#### DATA FOR THIS TASK

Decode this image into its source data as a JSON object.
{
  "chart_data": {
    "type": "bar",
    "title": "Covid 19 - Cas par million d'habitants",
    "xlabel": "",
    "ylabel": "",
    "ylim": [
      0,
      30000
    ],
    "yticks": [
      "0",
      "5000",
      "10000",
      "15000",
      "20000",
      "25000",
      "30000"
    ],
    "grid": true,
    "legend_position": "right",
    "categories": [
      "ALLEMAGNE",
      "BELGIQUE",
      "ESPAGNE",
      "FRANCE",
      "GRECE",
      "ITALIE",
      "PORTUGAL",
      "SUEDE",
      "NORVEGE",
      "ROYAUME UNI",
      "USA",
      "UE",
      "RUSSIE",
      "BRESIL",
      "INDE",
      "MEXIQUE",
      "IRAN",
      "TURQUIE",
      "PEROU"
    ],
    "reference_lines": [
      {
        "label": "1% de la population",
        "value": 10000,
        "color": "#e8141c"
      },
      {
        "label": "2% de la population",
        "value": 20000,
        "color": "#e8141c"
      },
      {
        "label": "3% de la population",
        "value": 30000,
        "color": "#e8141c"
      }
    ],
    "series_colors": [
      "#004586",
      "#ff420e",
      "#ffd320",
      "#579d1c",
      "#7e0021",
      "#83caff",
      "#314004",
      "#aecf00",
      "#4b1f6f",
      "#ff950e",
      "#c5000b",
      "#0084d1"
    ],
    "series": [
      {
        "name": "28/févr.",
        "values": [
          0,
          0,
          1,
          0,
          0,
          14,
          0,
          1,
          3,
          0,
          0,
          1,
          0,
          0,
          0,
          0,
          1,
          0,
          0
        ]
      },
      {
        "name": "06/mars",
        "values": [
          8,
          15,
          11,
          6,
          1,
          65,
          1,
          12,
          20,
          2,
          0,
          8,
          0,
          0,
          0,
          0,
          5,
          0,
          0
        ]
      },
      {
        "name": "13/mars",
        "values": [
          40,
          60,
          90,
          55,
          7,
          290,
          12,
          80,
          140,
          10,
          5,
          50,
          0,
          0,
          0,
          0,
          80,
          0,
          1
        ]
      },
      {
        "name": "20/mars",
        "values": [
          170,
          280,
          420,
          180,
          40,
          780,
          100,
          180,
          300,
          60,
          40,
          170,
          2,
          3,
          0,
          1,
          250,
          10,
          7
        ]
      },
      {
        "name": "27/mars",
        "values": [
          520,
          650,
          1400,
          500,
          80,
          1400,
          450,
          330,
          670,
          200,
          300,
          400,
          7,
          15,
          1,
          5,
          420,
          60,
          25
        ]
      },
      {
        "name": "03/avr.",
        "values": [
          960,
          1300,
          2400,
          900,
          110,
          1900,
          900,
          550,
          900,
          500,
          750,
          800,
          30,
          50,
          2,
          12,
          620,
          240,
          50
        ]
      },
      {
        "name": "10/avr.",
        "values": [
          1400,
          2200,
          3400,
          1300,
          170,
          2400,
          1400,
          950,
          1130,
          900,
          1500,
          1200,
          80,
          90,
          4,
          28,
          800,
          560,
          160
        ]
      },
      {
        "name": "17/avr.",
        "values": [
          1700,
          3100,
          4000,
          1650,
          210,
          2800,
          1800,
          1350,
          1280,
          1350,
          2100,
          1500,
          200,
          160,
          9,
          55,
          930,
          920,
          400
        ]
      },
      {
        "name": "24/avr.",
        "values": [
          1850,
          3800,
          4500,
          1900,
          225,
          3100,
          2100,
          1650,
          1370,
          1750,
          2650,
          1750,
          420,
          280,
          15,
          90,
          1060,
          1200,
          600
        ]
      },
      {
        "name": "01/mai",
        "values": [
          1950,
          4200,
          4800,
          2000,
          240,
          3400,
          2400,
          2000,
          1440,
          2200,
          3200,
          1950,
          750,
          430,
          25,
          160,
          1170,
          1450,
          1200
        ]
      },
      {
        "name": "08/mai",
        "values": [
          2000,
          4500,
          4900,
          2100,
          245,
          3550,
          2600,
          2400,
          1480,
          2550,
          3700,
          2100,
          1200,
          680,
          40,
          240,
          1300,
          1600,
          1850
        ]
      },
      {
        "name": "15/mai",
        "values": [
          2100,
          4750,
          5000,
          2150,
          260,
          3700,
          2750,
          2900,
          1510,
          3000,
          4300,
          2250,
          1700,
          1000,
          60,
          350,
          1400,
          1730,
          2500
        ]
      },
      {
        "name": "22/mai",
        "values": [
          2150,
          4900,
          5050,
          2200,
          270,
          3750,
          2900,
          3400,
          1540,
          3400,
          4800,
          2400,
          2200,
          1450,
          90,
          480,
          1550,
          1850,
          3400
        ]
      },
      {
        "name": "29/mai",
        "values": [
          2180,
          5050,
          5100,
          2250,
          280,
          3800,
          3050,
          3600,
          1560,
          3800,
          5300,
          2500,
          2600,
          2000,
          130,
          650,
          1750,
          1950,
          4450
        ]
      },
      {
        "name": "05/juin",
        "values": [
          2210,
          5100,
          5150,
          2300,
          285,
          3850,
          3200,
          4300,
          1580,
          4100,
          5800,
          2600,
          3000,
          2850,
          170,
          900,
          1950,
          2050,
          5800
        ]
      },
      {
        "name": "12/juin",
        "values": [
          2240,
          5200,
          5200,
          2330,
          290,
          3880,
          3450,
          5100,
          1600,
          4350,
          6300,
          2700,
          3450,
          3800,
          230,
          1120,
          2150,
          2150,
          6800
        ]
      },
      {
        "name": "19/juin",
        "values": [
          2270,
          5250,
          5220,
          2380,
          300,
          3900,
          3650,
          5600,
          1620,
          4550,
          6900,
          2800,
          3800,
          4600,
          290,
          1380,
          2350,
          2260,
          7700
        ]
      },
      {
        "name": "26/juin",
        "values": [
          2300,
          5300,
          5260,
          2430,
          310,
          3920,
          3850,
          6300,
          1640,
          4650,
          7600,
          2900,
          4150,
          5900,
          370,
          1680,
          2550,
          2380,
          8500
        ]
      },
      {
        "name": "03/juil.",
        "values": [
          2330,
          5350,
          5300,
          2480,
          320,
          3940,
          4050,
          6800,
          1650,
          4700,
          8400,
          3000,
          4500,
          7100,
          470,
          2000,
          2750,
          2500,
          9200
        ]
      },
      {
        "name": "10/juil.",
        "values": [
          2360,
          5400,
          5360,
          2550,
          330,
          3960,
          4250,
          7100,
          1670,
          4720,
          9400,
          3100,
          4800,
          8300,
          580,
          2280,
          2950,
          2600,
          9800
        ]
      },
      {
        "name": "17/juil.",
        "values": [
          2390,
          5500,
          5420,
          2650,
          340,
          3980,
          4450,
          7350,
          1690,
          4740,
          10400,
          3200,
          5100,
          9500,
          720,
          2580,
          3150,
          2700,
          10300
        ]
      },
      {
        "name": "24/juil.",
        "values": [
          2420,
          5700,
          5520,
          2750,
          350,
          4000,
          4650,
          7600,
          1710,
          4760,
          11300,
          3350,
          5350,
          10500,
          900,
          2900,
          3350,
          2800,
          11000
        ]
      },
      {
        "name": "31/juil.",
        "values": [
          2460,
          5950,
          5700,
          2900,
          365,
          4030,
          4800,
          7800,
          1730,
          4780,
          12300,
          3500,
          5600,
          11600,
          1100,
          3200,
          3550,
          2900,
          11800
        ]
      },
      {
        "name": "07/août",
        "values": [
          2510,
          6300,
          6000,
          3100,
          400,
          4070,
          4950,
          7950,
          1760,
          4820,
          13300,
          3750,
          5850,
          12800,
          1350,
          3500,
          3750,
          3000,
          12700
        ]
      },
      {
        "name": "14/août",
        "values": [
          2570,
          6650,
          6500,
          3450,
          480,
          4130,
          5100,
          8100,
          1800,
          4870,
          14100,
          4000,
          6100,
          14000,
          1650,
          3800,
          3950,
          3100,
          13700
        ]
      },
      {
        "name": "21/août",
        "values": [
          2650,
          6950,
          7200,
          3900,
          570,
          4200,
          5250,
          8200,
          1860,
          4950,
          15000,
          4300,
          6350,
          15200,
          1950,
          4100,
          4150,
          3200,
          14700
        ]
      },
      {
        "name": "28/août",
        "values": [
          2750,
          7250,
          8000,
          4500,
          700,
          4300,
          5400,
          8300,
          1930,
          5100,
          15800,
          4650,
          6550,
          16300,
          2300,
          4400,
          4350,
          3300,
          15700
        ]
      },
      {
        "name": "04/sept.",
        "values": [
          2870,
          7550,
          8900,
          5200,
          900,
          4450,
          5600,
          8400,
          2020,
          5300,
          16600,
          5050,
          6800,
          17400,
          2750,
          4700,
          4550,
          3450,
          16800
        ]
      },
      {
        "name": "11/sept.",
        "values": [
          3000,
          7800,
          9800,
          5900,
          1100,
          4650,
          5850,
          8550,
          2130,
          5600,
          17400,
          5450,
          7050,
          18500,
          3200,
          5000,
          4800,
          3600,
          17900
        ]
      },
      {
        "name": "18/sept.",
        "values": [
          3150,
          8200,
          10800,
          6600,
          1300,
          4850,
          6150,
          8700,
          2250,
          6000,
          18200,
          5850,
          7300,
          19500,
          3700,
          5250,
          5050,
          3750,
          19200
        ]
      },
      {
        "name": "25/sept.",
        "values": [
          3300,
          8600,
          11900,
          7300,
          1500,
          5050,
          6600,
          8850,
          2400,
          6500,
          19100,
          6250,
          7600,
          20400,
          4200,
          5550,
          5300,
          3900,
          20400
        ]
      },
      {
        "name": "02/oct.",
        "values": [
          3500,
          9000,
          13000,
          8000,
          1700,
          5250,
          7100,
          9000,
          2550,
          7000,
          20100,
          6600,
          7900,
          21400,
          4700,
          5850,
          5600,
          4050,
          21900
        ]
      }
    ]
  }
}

########

■ DESCRIPTION OF THE TASK
Extract every line above that contains the word "mars".

■ RESULT
        "name": "06/mars",
        "name": "13/mars",
        "name": "20/mars",
        "name": "27/mars",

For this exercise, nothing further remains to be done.